==== DATA ENTRIES

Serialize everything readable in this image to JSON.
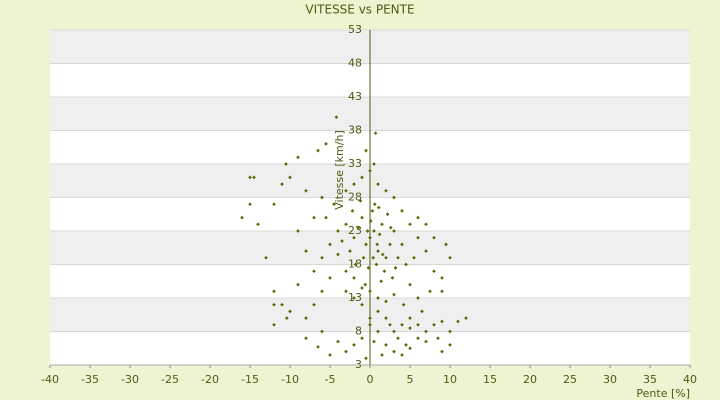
{
  "chart_data": {
    "type": "scatter",
    "title": "VITESSE vs PENTE",
    "xlabel": "Pente [%]",
    "ylabel": "Vitesse [km/h]",
    "color": "#5a6b00",
    "grid": true,
    "xlim": [
      -40,
      40
    ],
    "xticks": [
      -40,
      -35,
      -30,
      -25,
      -20,
      -15,
      -10,
      -5,
      0,
      5,
      10,
      15,
      20,
      25,
      30,
      35,
      40
    ],
    "ylim": [
      3,
      53
    ],
    "yticks": [
      3,
      8,
      13,
      18,
      23,
      28,
      33,
      38,
      43,
      48,
      53
    ],
    "x": [
      0,
      0.5,
      -0.5,
      1,
      1.5,
      -1,
      2,
      -2,
      0.3,
      0.8,
      -0.8,
      1.2,
      2.5,
      3,
      -1.5,
      -2.5,
      0.1,
      1.8,
      -0.2,
      3.5,
      -3,
      2.2,
      0.6,
      -1.2,
      1.4,
      -0.6,
      2.8,
      4,
      -3.5,
      0.9,
      -0.3,
      1.6,
      2.6,
      -1.8,
      3.2,
      0.4,
      -2.2,
      1.1,
      4.5,
      -4,
      5,
      5.5,
      6,
      4.2,
      3,
      2,
      1,
      0,
      -1,
      -2,
      -3,
      -4,
      -5,
      -5.5,
      -6,
      -4.5,
      -3,
      -2,
      -1,
      0,
      1,
      2,
      3,
      4,
      5,
      6,
      7,
      8,
      9,
      7.5,
      6.5,
      5,
      4,
      3,
      2,
      1,
      0,
      -1,
      -2,
      -3,
      -5,
      -6,
      -7,
      -8,
      -9,
      -7,
      -6,
      -8,
      -10,
      -11,
      -12,
      -9,
      -10,
      -12,
      -12,
      -13,
      -14,
      -15,
      -16,
      -15,
      -14.5,
      -10.5,
      -9,
      -6.5,
      -5.5,
      -4.2,
      0.7,
      0.5,
      -0.5,
      1,
      2,
      3,
      4,
      5,
      6,
      7,
      8,
      9,
      10,
      11,
      12,
      10,
      9,
      8.5,
      7,
      6,
      5,
      -1,
      -2,
      -3,
      -4,
      -5,
      -6.5,
      -6,
      -8,
      -10.4,
      -12,
      -11,
      0.5,
      1.5,
      -0.5,
      0,
      2.5,
      3.5,
      4.5,
      9,
      10,
      9.5,
      8,
      7,
      6,
      -7,
      -8
    ],
    "values": [
      22,
      23,
      21,
      20,
      24,
      25,
      19,
      22,
      26,
      18,
      19,
      22.5,
      21,
      23,
      23.5,
      20,
      24.5,
      17,
      17.5,
      19,
      24,
      25.5,
      27,
      27.5,
      15.5,
      15,
      16,
      21,
      21.5,
      21,
      23,
      19.5,
      23.5,
      18,
      17.5,
      19,
      26,
      26.5,
      18,
      19.5,
      15,
      19,
      13,
      12,
      13.5,
      12.5,
      13,
      14,
      14.5,
      16,
      17,
      23,
      21,
      25,
      19,
      27,
      29,
      30,
      31,
      32,
      30,
      29,
      28,
      26,
      24,
      22,
      20,
      17,
      16,
      14,
      11,
      10,
      9,
      8,
      10,
      11,
      10,
      12,
      13,
      14,
      16,
      14,
      17,
      20,
      23,
      25,
      28,
      29,
      31,
      30,
      27,
      15,
      11,
      14,
      12,
      19,
      24,
      27,
      25,
      31,
      31,
      33,
      34,
      35,
      36,
      40,
      37.6,
      33,
      35,
      8,
      6,
      5,
      4.5,
      5.5,
      7,
      8,
      9,
      9.5,
      8,
      9.5,
      10,
      6,
      5,
      7,
      6.5,
      9,
      8.5,
      7,
      6,
      5,
      6.5,
      4.5,
      5.7,
      8,
      7,
      10,
      9,
      12,
      6.5,
      4.5,
      4,
      9,
      9,
      7,
      6,
      14,
      19,
      21,
      22,
      24,
      25,
      12,
      10
    ]
  }
}
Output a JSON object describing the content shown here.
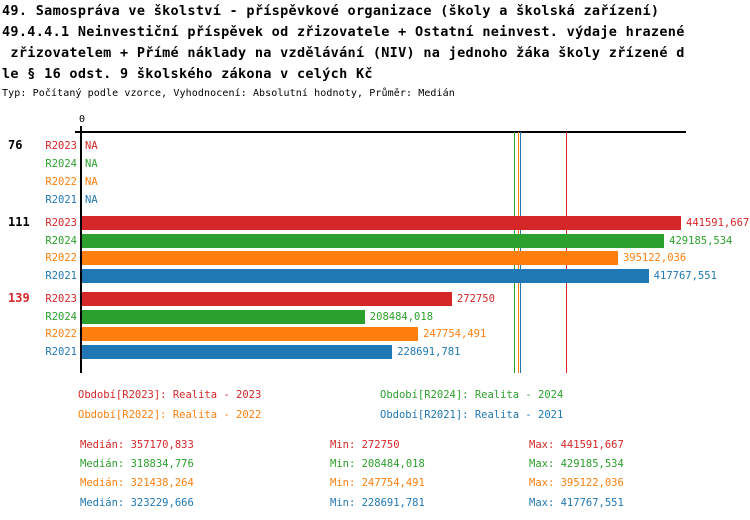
{
  "header": {
    "title_lines": [
      "49. Samospráva ve školství - příspěvkové organizace (školy a školská zařízení)",
      "49.4.4.1 Neinvestiční příspěvek od zřizovatele + Ostatní neinvest. výdaje hrazené",
      " zřizovatelem + Přímé náklady na vzdělávání (NIV) na jednoho žáka školy zřízené d",
      "le § 16 odst. 9 školského zákona v celých Kč"
    ],
    "subtitle": "Typ: Počítaný podle vzorce, Vyhodnocení: Absolutní hodnoty, Průměr: Medián"
  },
  "colors": {
    "R2023": "#d62728",
    "R2024": "#2ca02c",
    "R2022": "#ff7f0e",
    "R2021": "#1f77b4",
    "axis": "#000000",
    "group_139_label": "#d62728"
  },
  "chart_data": {
    "type": "bar",
    "orientation": "horizontal",
    "x_axis": {
      "origin_label": "0",
      "axis_min": 0,
      "axis_max": 441591.667,
      "grid": false
    },
    "series_order": [
      "R2023",
      "R2024",
      "R2022",
      "R2021"
    ],
    "groups": [
      {
        "label": "76",
        "label_color": "#000000",
        "bars": [
          {
            "period": "R2023",
            "value": null,
            "label": "NA"
          },
          {
            "period": "R2024",
            "value": null,
            "label": "NA"
          },
          {
            "period": "R2022",
            "value": null,
            "label": "NA"
          },
          {
            "period": "R2021",
            "value": null,
            "label": "NA"
          }
        ]
      },
      {
        "label": "111",
        "label_color": "#000000",
        "bars": [
          {
            "period": "R2023",
            "value": 441591.667,
            "label": "441591,667"
          },
          {
            "period": "R2024",
            "value": 429185.534,
            "label": "429185,534"
          },
          {
            "period": "R2022",
            "value": 395122.036,
            "label": "395122,036"
          },
          {
            "period": "R2021",
            "value": 417767.551,
            "label": "417767,551"
          }
        ]
      },
      {
        "label": "139",
        "label_color": "#d62728",
        "bars": [
          {
            "period": "R2023",
            "value": 272750,
            "label": "272750"
          },
          {
            "period": "R2024",
            "value": 208484.018,
            "label": "208484,018"
          },
          {
            "period": "R2022",
            "value": 247754.491,
            "label": "247754,491"
          },
          {
            "period": "R2021",
            "value": 228691.781,
            "label": "228691,781"
          }
        ]
      }
    ],
    "median_lines": [
      {
        "series": "R2024",
        "value": 318834.776
      },
      {
        "series": "R2022",
        "value": 321438.264
      },
      {
        "series": "R2021",
        "value": 323229.666
      },
      {
        "series": "R2023",
        "value": 357170.833
      }
    ],
    "legend": [
      {
        "series": "R2023",
        "label": "Období[R2023]: Realita - 2023"
      },
      {
        "series": "R2024",
        "label": "Období[R2024]: Realita - 2024"
      },
      {
        "series": "R2022",
        "label": "Období[R2022]: Realita - 2022"
      },
      {
        "series": "R2021",
        "label": "Období[R2021]: Realita - 2021"
      }
    ],
    "stats": [
      {
        "series": "R2023",
        "median": 357170.833,
        "min": 272750,
        "max": 441591.667,
        "cells": [
          "Medián: 357170,833",
          "Min: 272750",
          "Max: 441591,667"
        ]
      },
      {
        "series": "R2024",
        "median": 318834.776,
        "min": 208484.018,
        "max": 429185.534,
        "cells": [
          "Medián: 318834,776",
          "Min: 208484,018",
          "Max: 429185,534"
        ]
      },
      {
        "series": "R2022",
        "median": 321438.264,
        "min": 247754.491,
        "max": 395122.036,
        "cells": [
          "Medián: 321438,264",
          "Min: 247754,491",
          "Max: 395122,036"
        ]
      },
      {
        "series": "R2021",
        "median": 323229.666,
        "min": 228691.781,
        "max": 417767.551,
        "cells": [
          "Medián: 323229,666",
          "Min: 228691,781",
          "Max: 417767,551"
        ]
      }
    ]
  }
}
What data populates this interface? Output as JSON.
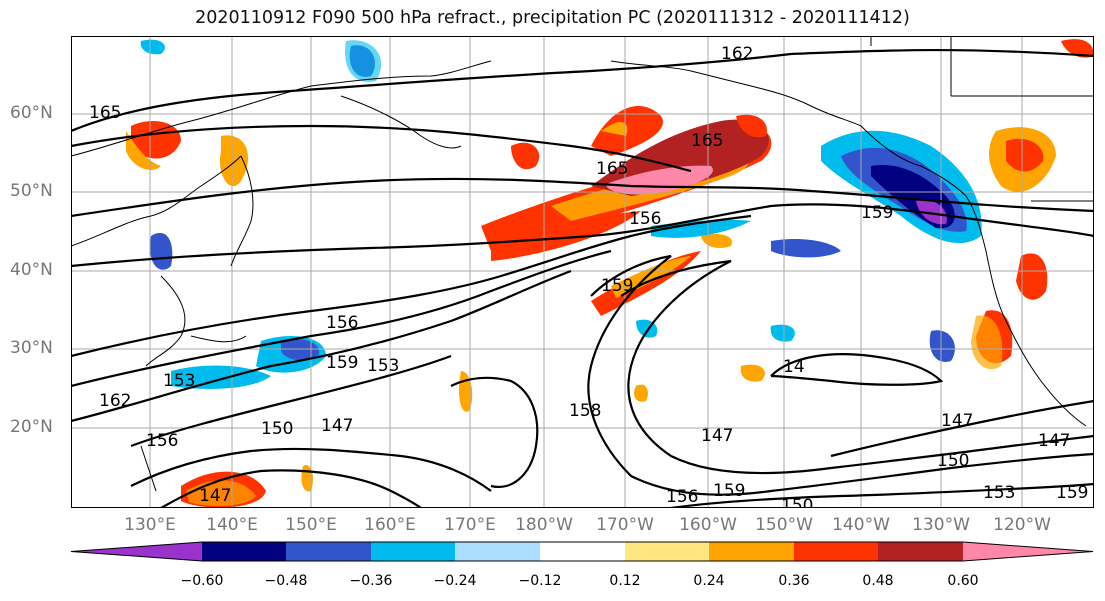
{
  "title": "2020110912 F090 500 hPa refract., precipitation PC (2020111312 - 2020111412)",
  "latitude_labels": [
    "60°N",
    "50°N",
    "40°N",
    "30°N",
    "20°N"
  ],
  "longitude_labels": [
    "130°E",
    "140°E",
    "150°E",
    "160°E",
    "170°E",
    "180°W",
    "170°W",
    "160°W",
    "150°W",
    "140°W",
    "130°W",
    "120°W"
  ],
  "contour_labels": [
    "162",
    "165",
    "165",
    "165",
    "156",
    "159",
    "159",
    "156",
    "159",
    "153",
    "153",
    "162",
    "156",
    "150",
    "147",
    "158",
    "147",
    "14",
    "156",
    "159",
    "150",
    "147",
    "150",
    "153",
    "159",
    "147",
    "147"
  ],
  "colorbar": {
    "ticks": [
      "−0.60",
      "−0.48",
      "−0.36",
      "−0.24",
      "−0.12",
      "0.12",
      "0.24",
      "0.36",
      "0.48",
      "0.60"
    ],
    "colors": [
      "#9933cc",
      "#000080",
      "#3355cc",
      "#00bbee",
      "#aaddff",
      "#ffffff",
      "#ffe680",
      "#ffa500",
      "#ff3300",
      "#b22222",
      "#ff88aa"
    ]
  }
}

========

- INSTRUCTION
Please retype the lines from the one that contains "What data populates" to the final line of the records, both included, exactly as written and without any pictures.

- RESPONSE TO THIS TASK
What data populates this interface? Output as JSON.
{
  "title": "2020110912 F090 500 hPa refract., precipitation PC (2020111312 - 2020111412)",
  "latitude_labels": [
    "60°N",
    "50°N",
    "40°N",
    "30°N",
    "20°N"
  ],
  "longitude_labels": [
    "130°E",
    "140°E",
    "150°E",
    "160°E",
    "170°E",
    "180°W",
    "170°W",
    "160°W",
    "150°W",
    "140°W",
    "130°W",
    "120°W"
  ],
  "contour_labels": [
    "162",
    "165",
    "165",
    "165",
    "156",
    "159",
    "159",
    "156",
    "159",
    "153",
    "153",
    "162",
    "156",
    "150",
    "147",
    "158",
    "147",
    "14",
    "156",
    "159",
    "150",
    "147",
    "150",
    "153",
    "159",
    "147",
    "147"
  ],
  "colorbar": {
    "ticks": [
      "−0.60",
      "−0.48",
      "−0.36",
      "−0.24",
      "−0.12",
      "0.12",
      "0.24",
      "0.36",
      "0.48",
      "0.60"
    ],
    "colors": [
      "#9933cc",
      "#000080",
      "#3355cc",
      "#00bbee",
      "#aaddff",
      "#ffffff",
      "#ffe680",
      "#ffa500",
      "#ff3300",
      "#b22222",
      "#ff88aa"
    ]
  }
}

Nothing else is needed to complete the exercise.